=== Section Start ===

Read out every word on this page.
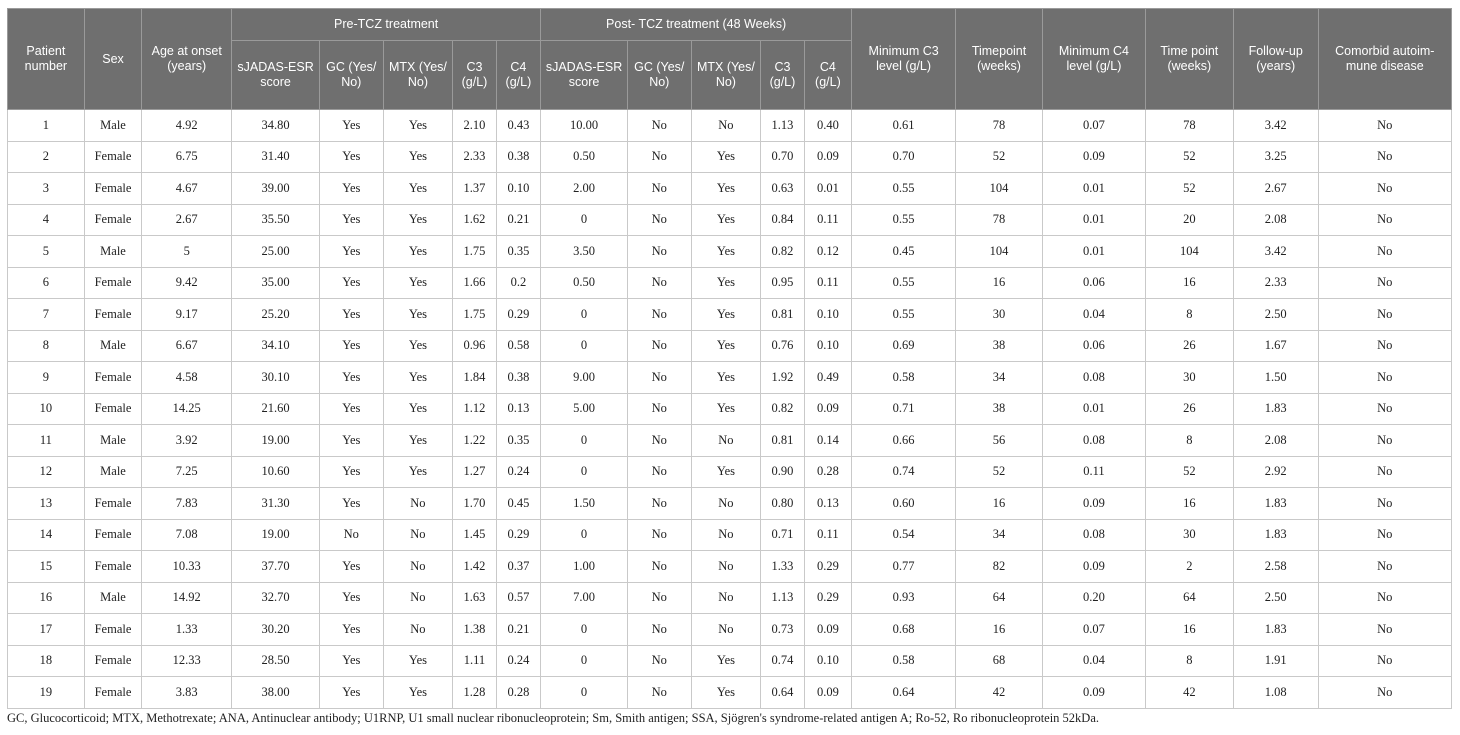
Patient number	Sex	Age at onset (years)	Pre-TCZ treatment					Post- TCZ treatment (48 Weeks)					Minimum C3 level (g/L)	Timepoint (weeks)	Minimum C4 level (g/L)	Time point (weeks)	Follow-up (years)	Comorbid autoim-mune disease
			sJADAS-ESR score	GC (Yes/ No)	MTX (Yes/ No)	C3 (g/L)	C4 (g/L)	sJADAS-ESR score	GC (Yes/ No)	MTX (Yes/ No)	C3 (g/L)	C4 (g/L)						
1	Male	4.92	34.80	Yes	Yes	2.10	0.43	10.00	No	No	1.13	0.40	0.61	78	0.07	78	3.42	No
2	Female	6.75	31.40	Yes	Yes	2.33	0.38	0.50	No	Yes	0.70	0.09	0.70	52	0.09	52	3.25	No
3	Female	4.67	39.00	Yes	Yes	1.37	0.10	2.00	No	Yes	0.63	0.01	0.55	104	0.01	52	2.67	No
4	Female	2.67	35.50	Yes	Yes	1.62	0.21	0	No	Yes	0.84	0.11	0.55	78	0.01	20	2.08	No
5	Male	5	25.00	Yes	Yes	1.75	0.35	3.50	No	Yes	0.82	0.12	0.45	104	0.01	104	3.42	No
6	Female	9.42	35.00	Yes	Yes	1.66	0.2	0.50	No	Yes	0.95	0.11	0.55	16	0.06	16	2.33	No
7	Female	9.17	25.20	Yes	Yes	1.75	0.29	0	No	Yes	0.81	0.10	0.55	30	0.04	8	2.50	No
8	Male	6.67	34.10	Yes	Yes	0.96	0.58	0	No	Yes	0.76	0.10	0.69	38	0.06	26	1.67	No
9	Female	4.58	30.10	Yes	Yes	1.84	0.38	9.00	No	Yes	1.92	0.49	0.58	34	0.08	30	1.50	No
10	Female	14.25	21.60	Yes	Yes	1.12	0.13	5.00	No	Yes	0.82	0.09	0.71	38	0.01	26	1.83	No
11	Male	3.92	19.00	Yes	Yes	1.22	0.35	0	No	No	0.81	0.14	0.66	56	0.08	8	2.08	No
12	Male	7.25	10.60	Yes	Yes	1.27	0.24	0	No	Yes	0.90	0.28	0.74	52	0.11	52	2.92	No
13	Female	7.83	31.30	Yes	No	1.70	0.45	1.50	No	No	0.80	0.13	0.60	16	0.09	16	1.83	No
14	Female	7.08	19.00	No	No	1.45	0.29	0	No	No	0.71	0.11	0.54	34	0.08	30	1.83	No
15	Female	10.33	37.70	Yes	No	1.42	0.37	1.00	No	No	1.33	0.29	0.77	82	0.09	2	2.58	No
16	Male	14.92	32.70	Yes	No	1.63	0.57	7.00	No	No	1.13	0.29	0.93	64	0.20	64	2.50	No
17	Female	1.33	30.20	Yes	No	1.38	0.21	0	No	No	0.73	0.09	0.68	16	0.07	16	1.83	No
18	Female	12.33	28.50	Yes	Yes	1.11	0.24	0	No	Yes	0.74	0.10	0.58	68	0.04	8	1.91	No
19	Female	3.83	38.00	Yes	Yes	1.28	0.28	0	No	Yes	0.64	0.09	0.64	42	0.09	42	1.08	No
GC, Glucocorticoid; MTX, Methotrexate; ANA, Antinuclear antibody; U1RNP, U1 small nuclear ribonucleoprotein; Sm, Smith antigen; SSA, Sjögren's syndrome-related antigen A; Ro-52, Ro ribonucleoprotein 52kDa.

=== Section End ===

• **WHAT THE TASK REQUIRES**
Restate the data word for word, minus any images.

• **PROBLEM SOLUTION**
Read out every word on this page.
Patient number	Sex	Age at onset (years)	Pre-TCZ treatment					Post- TCZ treatment (48 Weeks)					Minimum C3 level (g/L)	Timepoint (weeks)	Minimum C4 level (g/L)	Time point (weeks)	Follow-up (years)	Comorbid autoim-mune disease
			sJADAS-ESR score	GC (Yes/ No)	MTX (Yes/ No)	C3 (g/L)	C4 (g/L)	sJADAS-ESR score	GC (Yes/ No)	MTX (Yes/ No)	C3 (g/L)	C4 (g/L)						
1	Male	4.92	34.80	Yes	Yes	2.10	0.43	10.00	No	No	1.13	0.40	0.61	78	0.07	78	3.42	No
2	Female	6.75	31.40	Yes	Yes	2.33	0.38	0.50	No	Yes	0.70	0.09	0.70	52	0.09	52	3.25	No
3	Female	4.67	39.00	Yes	Yes	1.37	0.10	2.00	No	Yes	0.63	0.01	0.55	104	0.01	52	2.67	No
4	Female	2.67	35.50	Yes	Yes	1.62	0.21	0	No	Yes	0.84	0.11	0.55	78	0.01	20	2.08	No
5	Male	5	25.00	Yes	Yes	1.75	0.35	3.50	No	Yes	0.82	0.12	0.45	104	0.01	104	3.42	No
6	Female	9.42	35.00	Yes	Yes	1.66	0.2	0.50	No	Yes	0.95	0.11	0.55	16	0.06	16	2.33	No
7	Female	9.17	25.20	Yes	Yes	1.75	0.29	0	No	Yes	0.81	0.10	0.55	30	0.04	8	2.50	No
8	Male	6.67	34.10	Yes	Yes	0.96	0.58	0	No	Yes	0.76	0.10	0.69	38	0.06	26	1.67	No
9	Female	4.58	30.10	Yes	Yes	1.84	0.38	9.00	No	Yes	1.92	0.49	0.58	34	0.08	30	1.50	No
10	Female	14.25	21.60	Yes	Yes	1.12	0.13	5.00	No	Yes	0.82	0.09	0.71	38	0.01	26	1.83	No
11	Male	3.92	19.00	Yes	Yes	1.22	0.35	0	No	No	0.81	0.14	0.66	56	0.08	8	2.08	No
12	Male	7.25	10.60	Yes	Yes	1.27	0.24	0	No	Yes	0.90	0.28	0.74	52	0.11	52	2.92	No
13	Female	7.83	31.30	Yes	No	1.70	0.45	1.50	No	No	0.80	0.13	0.60	16	0.09	16	1.83	No
14	Female	7.08	19.00	No	No	1.45	0.29	0	No	No	0.71	0.11	0.54	34	0.08	30	1.83	No
15	Female	10.33	37.70	Yes	No	1.42	0.37	1.00	No	No	1.33	0.29	0.77	82	0.09	2	2.58	No
16	Male	14.92	32.70	Yes	No	1.63	0.57	7.00	No	No	1.13	0.29	0.93	64	0.20	64	2.50	No
17	Female	1.33	30.20	Yes	No	1.38	0.21	0	No	No	0.73	0.09	0.68	16	0.07	16	1.83	No
18	Female	12.33	28.50	Yes	Yes	1.11	0.24	0	No	Yes	0.74	0.10	0.58	68	0.04	8	1.91	No
19	Female	3.83	38.00	Yes	Yes	1.28	0.28	0	No	Yes	0.64	0.09	0.64	42	0.09	42	1.08	No
GC, Glucocorticoid; MTX, Methotrexate; ANA, Antinuclear antibody; U1RNP, U1 small nuclear ribonucleoprotein; Sm, Smith antigen; SSA, Sjögren's syndrome-related antigen A; Ro-52, Ro ribonucleoprotein 52kDa.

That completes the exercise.